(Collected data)
━━━
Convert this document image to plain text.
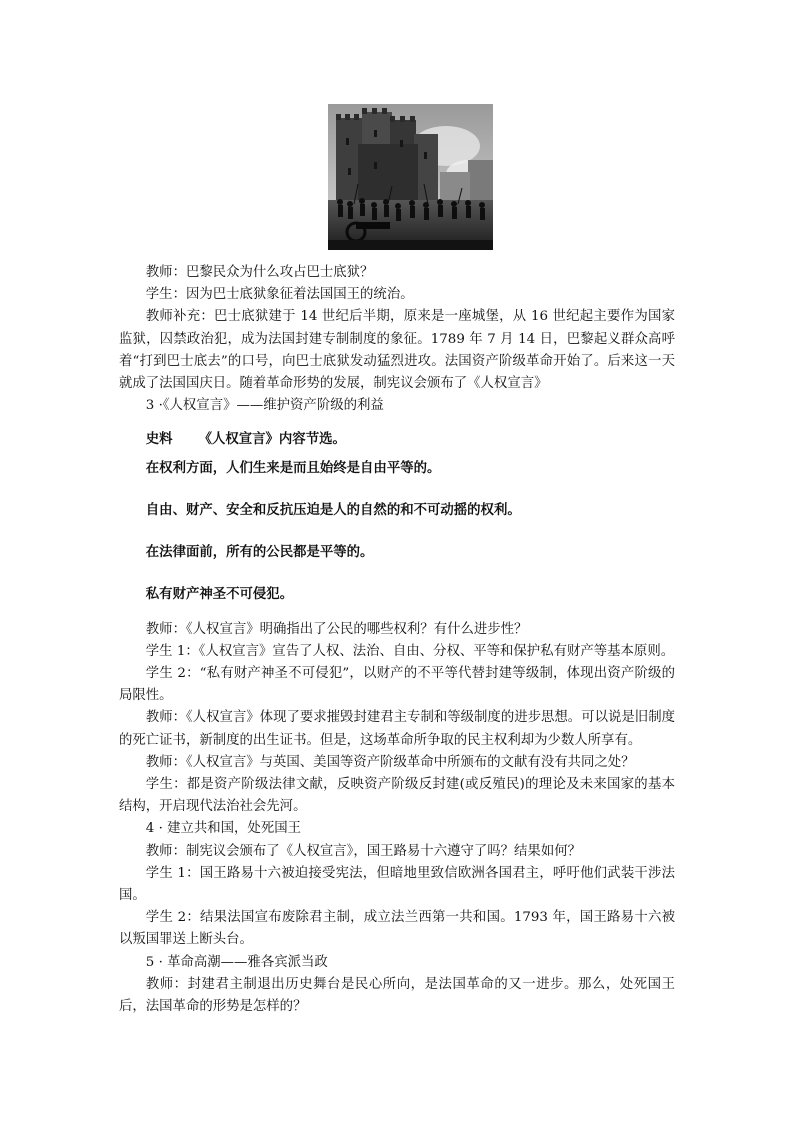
教师：巴黎民众为什么攻占巴士底狱？

学生：因为巴士底狱象征着法国国王的统治。

教师补充：巴士底狱建于 14 世纪后半期，原来是一座城堡，从 16 世纪起主要作为国家监狱，囚禁政治犯，成为法国封建专制制度的象征。1789 年 7 月 14 日，巴黎起义群众高呼着“打到巴士底去”的口号，向巴士底狱发动猛烈进攻。法国资产阶级革命开始了。后来这一天就成了法国国庆日。随着革命形势的发展，制宪议会颁布了《人权宣言》

3 ·《人权宣言》——维护资产阶级的利益

史料 《人权宣言》内容节选。

在权利方面，人们生来是而且始终是自由平等的。

自由、财产、安全和反抗压迫是人的自然的和不可动摇的权利。

在法律面前，所有的公民都是平等的。

私有财产神圣不可侵犯。

教师：《人权宣言》明确指出了公民的哪些权利？有什么进步性？

学生 1：《人权宣言》宣告了人权、法治、自由、分权、平等和保护私有财产等基本原则。

学生 2：“私有财产神圣不可侵犯”，以财产的不平等代替封建等级制，体现出资产阶级的局限性。

教师：《人权宣言》体现了要求摧毁封建君主专制和等级制度的进步思想。可以说是旧制度的死亡证书，新制度的出生证书。但是，这场革命所争取的民主权利却为少数人所享有。

教师：《人权宣言》与英国、美国等资产阶级革命中所颁布的文献有没有共同之处？

学生：都是资产阶级法律文献，反映资产阶级反封建(或反殖民)的理论及未来国家的基本结构，开启现代法治社会先河。

4 · 建立共和国，处死国王

教师：制宪议会颁布了《人权宣言》，国王路易十六遵守了吗？结果如何？

学生 1：国王路易十六被迫接受宪法，但暗地里致信欧洲各国君主，呼吁他们武装干涉法国。

学生 2：结果法国宣布废除君主制，成立法兰西第一共和国。1793 年，国王路易十六被以叛国罪送上断头台。

5 · 革命高潮——雅各宾派当政

教师：封建君主制退出历史舞台是民心所向，是法国革命的又一进步。那么，处死国王后，法国革命的形势是怎样的？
━━━
Given task: In the copy, include no pictures; restate the listing above exactly.

Reply to the exercise:
Convert this document image to plain text.
教师：巴黎民众为什么攻占巴士底狱？

学生：因为巴士底狱象征着法国国王的统治。

教师补充：巴士底狱建于 14 世纪后半期，原来是一座城堡，从 16 世纪起主要作为国家监狱，囚禁政治犯，成为法国封建专制制度的象征。1789 年 7 月 14 日，巴黎起义群众高呼着“打到巴士底去”的口号，向巴士底狱发动猛烈进攻。法国资产阶级革命开始了。后来这一天就成了法国国庆日。随着革命形势的发展，制宪议会颁布了《人权宣言》

3 ·《人权宣言》——维护资产阶级的利益

史料 《人权宣言》内容节选。

在权利方面，人们生来是而且始终是自由平等的。

自由、财产、安全和反抗压迫是人的自然的和不可动摇的权利。

在法律面前，所有的公民都是平等的。

私有财产神圣不可侵犯。

教师：《人权宣言》明确指出了公民的哪些权利？有什么进步性？

学生 1：《人权宣言》宣告了人权、法治、自由、分权、平等和保护私有财产等基本原则。

学生 2：“私有财产神圣不可侵犯”，以财产的不平等代替封建等级制，体现出资产阶级的局限性。

教师：《人权宣言》体现了要求摧毁封建君主专制和等级制度的进步思想。可以说是旧制度的死亡证书，新制度的出生证书。但是，这场革命所争取的民主权利却为少数人所享有。

教师：《人权宣言》与英国、美国等资产阶级革命中所颁布的文献有没有共同之处？

学生：都是资产阶级法律文献，反映资产阶级反封建(或反殖民)的理论及未来国家的基本结构，开启现代法治社会先河。

4 · 建立共和国，处死国王

教师：制宪议会颁布了《人权宣言》，国王路易十六遵守了吗？结果如何？

学生 1：国王路易十六被迫接受宪法，但暗地里致信欧洲各国君主，呼吁他们武装干涉法国。

学生 2：结果法国宣布废除君主制，成立法兰西第一共和国。1793 年，国王路易十六被以叛国罪送上断头台。

5 · 革命高潮——雅各宾派当政

教师：封建君主制退出历史舞台是民心所向，是法国革命的又一进步。那么，处死国王后，法国革命的形势是怎样的？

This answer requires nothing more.